The request: Write the records out again exactly, leaving no images in.
═════ Data listing ═════
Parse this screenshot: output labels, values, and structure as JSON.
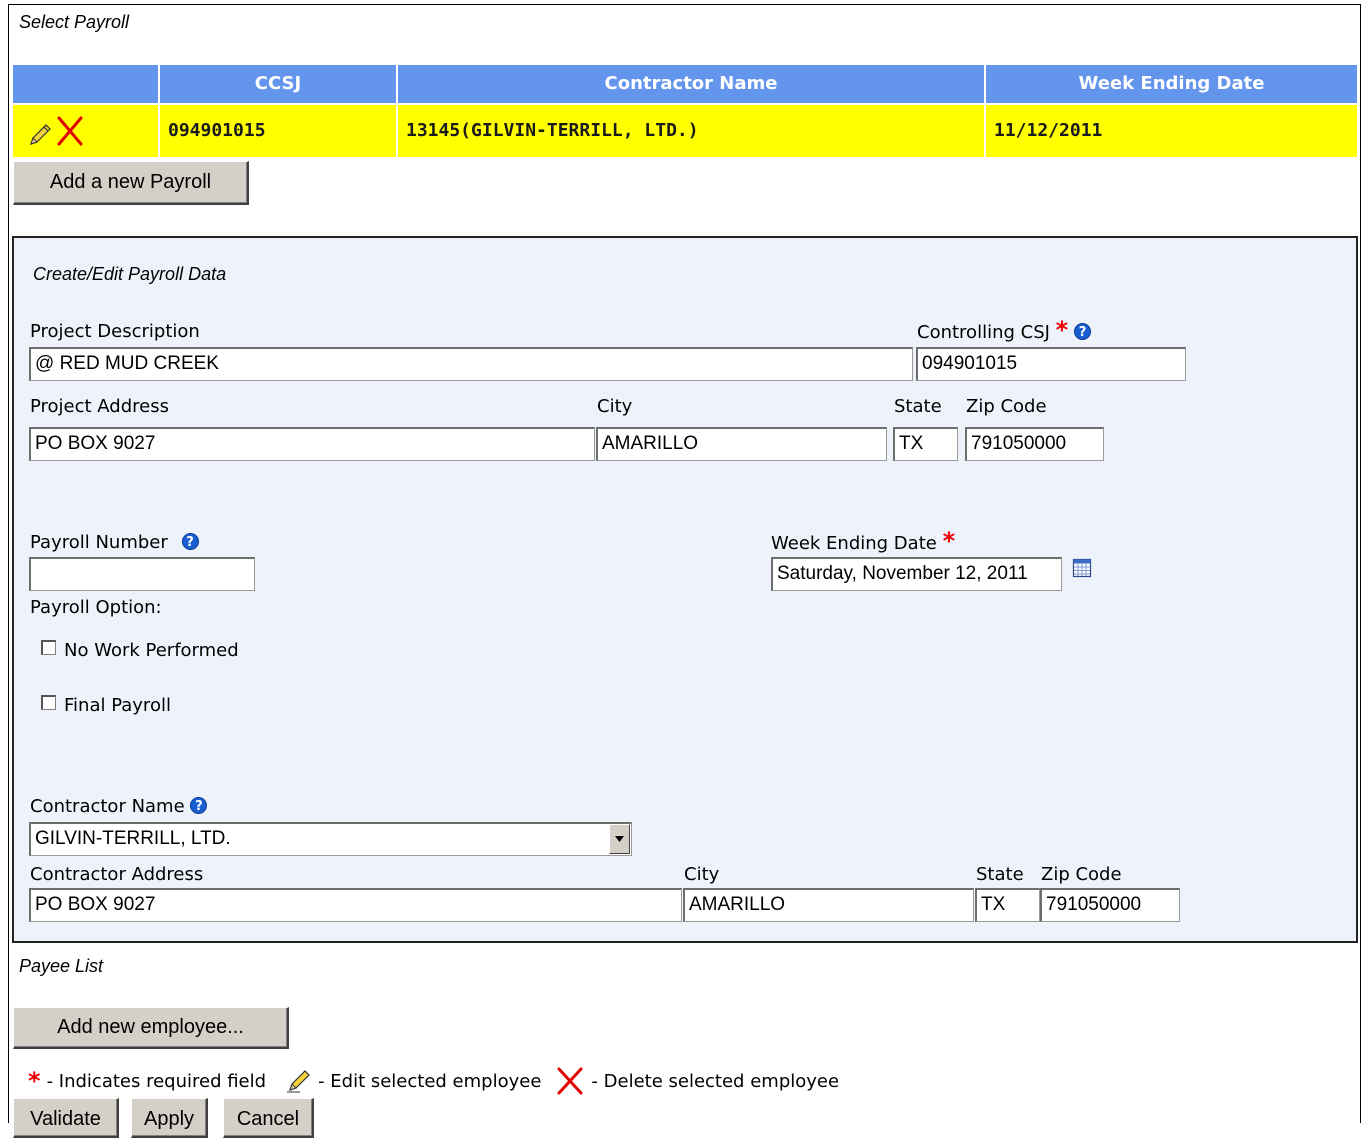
{
  "select_payroll": {
    "caption": "Select Payroll",
    "columns": [
      "CCSJ",
      "Contractor Name",
      "Week Ending Date"
    ],
    "rows": [
      {
        "ccsj": "094901015",
        "contractor_name": "13145(GILVIN-TERRILL, LTD.)",
        "week_ending_date": "11/12/2011"
      }
    ],
    "add_button": "Add a new Payroll"
  },
  "edit": {
    "caption": "Create/Edit Payroll Data",
    "project_description": {
      "label": "Project Description",
      "value": "@ RED MUD CREEK"
    },
    "controlling_csj": {
      "label": "Controlling CSJ",
      "value": "094901015"
    },
    "project_address": {
      "label": "Project Address",
      "value": "PO BOX 9027"
    },
    "city": {
      "label": "City",
      "value": "AMARILLO"
    },
    "state": {
      "label": "State",
      "value": "TX"
    },
    "zip": {
      "label": "Zip Code",
      "value": "791050000"
    },
    "payroll_number": {
      "label": "Payroll Number",
      "value": ""
    },
    "week_ending": {
      "label": "Week Ending Date",
      "value": "Saturday, November 12, 2011"
    },
    "payroll_option": {
      "label": "Payroll Option:",
      "no_work": "No Work Performed",
      "final": "Final Payroll"
    },
    "contractor_name": {
      "label": "Contractor Name",
      "value": "GILVIN-TERRILL, LTD."
    },
    "contractor_address": {
      "label": "Contractor Address",
      "value": "PO BOX 9027"
    },
    "contractor_city": {
      "label": "City",
      "value": "AMARILLO"
    },
    "contractor_state": {
      "label": "State",
      "value": "TX"
    },
    "contractor_zip": {
      "label": "Zip Code",
      "value": "791050000"
    }
  },
  "payee": {
    "caption": "Payee List",
    "add_button": "Add new employee...",
    "legend_required": "- Indicates required field",
    "legend_edit": "- Edit selected employee",
    "legend_delete": "- Delete selected employee"
  },
  "actions": {
    "validate": "Validate",
    "apply": "Apply",
    "cancel": "Cancel"
  },
  "symbols": {
    "required": "*",
    "help": "?"
  },
  "colors": {
    "header_bg": "#6495ed",
    "selected_row": "#ffff00",
    "panel_bg": "#eef3fb",
    "required": "#ee0000"
  },
  "icons": [
    "pencil-icon",
    "delete-x-icon",
    "help-icon",
    "calendar-icon",
    "dropdown-arrow-icon"
  ]
}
═════
Solution for this task:
Parse this screenshot: output labels, values, and structure as JSON.
{
  "select_payroll": {
    "caption": "Select Payroll",
    "columns": [
      "CCSJ",
      "Contractor Name",
      "Week Ending Date"
    ],
    "rows": [
      {
        "ccsj": "094901015",
        "contractor_name": "13145(GILVIN-TERRILL, LTD.)",
        "week_ending_date": "11/12/2011"
      }
    ],
    "add_button": "Add a new Payroll"
  },
  "edit": {
    "caption": "Create/Edit Payroll Data",
    "project_description": {
      "label": "Project Description",
      "value": "@ RED MUD CREEK"
    },
    "controlling_csj": {
      "label": "Controlling CSJ",
      "value": "094901015"
    },
    "project_address": {
      "label": "Project Address",
      "value": "PO BOX 9027"
    },
    "city": {
      "label": "City",
      "value": "AMARILLO"
    },
    "state": {
      "label": "State",
      "value": "TX"
    },
    "zip": {
      "label": "Zip Code",
      "value": "791050000"
    },
    "payroll_number": {
      "label": "Payroll Number",
      "value": ""
    },
    "week_ending": {
      "label": "Week Ending Date",
      "value": "Saturday, November 12, 2011"
    },
    "payroll_option": {
      "label": "Payroll Option:",
      "no_work": "No Work Performed",
      "final": "Final Payroll"
    },
    "contractor_name": {
      "label": "Contractor Name",
      "value": "GILVIN-TERRILL, LTD."
    },
    "contractor_address": {
      "label": "Contractor Address",
      "value": "PO BOX 9027"
    },
    "contractor_city": {
      "label": "City",
      "value": "AMARILLO"
    },
    "contractor_state": {
      "label": "State",
      "value": "TX"
    },
    "contractor_zip": {
      "label": "Zip Code",
      "value": "791050000"
    }
  },
  "payee": {
    "caption": "Payee List",
    "add_button": "Add new employee...",
    "legend_required": "- Indicates required field",
    "legend_edit": "- Edit selected employee",
    "legend_delete": "- Delete selected employee"
  },
  "actions": {
    "validate": "Validate",
    "apply": "Apply",
    "cancel": "Cancel"
  },
  "symbols": {
    "required": "*",
    "help": "?"
  },
  "colors": {
    "header_bg": "#6495ed",
    "selected_row": "#ffff00",
    "panel_bg": "#eef3fb",
    "required": "#ee0000"
  },
  "icons": [
    "pencil-icon",
    "delete-x-icon",
    "help-icon",
    "calendar-icon",
    "dropdown-arrow-icon"
  ]
}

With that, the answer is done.